» **DIRECTION**:
Retype the whole listing below, character for character.

» **RECORDS**:
* * *
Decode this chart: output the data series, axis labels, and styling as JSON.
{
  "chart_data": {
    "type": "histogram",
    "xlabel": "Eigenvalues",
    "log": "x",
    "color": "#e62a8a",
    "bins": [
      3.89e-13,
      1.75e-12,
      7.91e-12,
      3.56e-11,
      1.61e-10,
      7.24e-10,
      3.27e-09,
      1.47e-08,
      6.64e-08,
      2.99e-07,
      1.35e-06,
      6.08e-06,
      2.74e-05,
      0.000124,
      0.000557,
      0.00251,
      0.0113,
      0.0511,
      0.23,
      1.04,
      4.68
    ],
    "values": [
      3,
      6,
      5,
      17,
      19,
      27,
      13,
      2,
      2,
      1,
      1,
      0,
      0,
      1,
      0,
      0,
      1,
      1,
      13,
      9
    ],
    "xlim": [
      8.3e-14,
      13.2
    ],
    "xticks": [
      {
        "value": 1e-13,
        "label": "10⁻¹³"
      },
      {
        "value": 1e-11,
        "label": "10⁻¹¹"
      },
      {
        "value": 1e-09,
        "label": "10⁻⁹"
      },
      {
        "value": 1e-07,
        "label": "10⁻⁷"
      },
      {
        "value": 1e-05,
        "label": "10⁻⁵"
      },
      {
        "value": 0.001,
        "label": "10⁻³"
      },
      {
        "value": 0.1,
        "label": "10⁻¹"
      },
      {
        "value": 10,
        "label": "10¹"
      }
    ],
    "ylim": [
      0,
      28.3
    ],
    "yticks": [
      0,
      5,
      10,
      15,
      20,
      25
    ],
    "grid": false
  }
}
* * *
» **EXERCISE RESPONSE**:
Decode this chart: output the data series, axis labels, and styling as JSON.
{
  "chart_data": {
    "type": "histogram",
    "xlabel": "Eigenvalues",
    "log": "x",
    "color": "#e62a8a",
    "bins": [
      3.89e-13,
      1.75e-12,
      7.91e-12,
      3.56e-11,
      1.61e-10,
      7.24e-10,
      3.27e-09,
      1.47e-08,
      6.64e-08,
      2.99e-07,
      1.35e-06,
      6.08e-06,
      2.74e-05,
      0.000124,
      0.000557,
      0.00251,
      0.0113,
      0.0511,
      0.23,
      1.04,
      4.68
    ],
    "values": [
      3,
      6,
      5,
      17,
      19,
      27,
      13,
      2,
      2,
      1,
      1,
      0,
      0,
      1,
      0,
      0,
      1,
      1,
      13,
      9
    ],
    "xlim": [
      8.3e-14,
      13.2
    ],
    "xticks": [
      {
        "value": 1e-13,
        "label": "10⁻¹³"
      },
      {
        "value": 1e-11,
        "label": "10⁻¹¹"
      },
      {
        "value": 1e-09,
        "label": "10⁻⁹"
      },
      {
        "value": 1e-07,
        "label": "10⁻⁷"
      },
      {
        "value": 1e-05,
        "label": "10⁻⁵"
      },
      {
        "value": 0.001,
        "label": "10⁻³"
      },
      {
        "value": 0.1,
        "label": "10⁻¹"
      },
      {
        "value": 10,
        "label": "10¹"
      }
    ],
    "ylim": [
      0,
      28.3
    ],
    "yticks": [
      0,
      5,
      10,
      15,
      20,
      25
    ],
    "grid": false
  }
}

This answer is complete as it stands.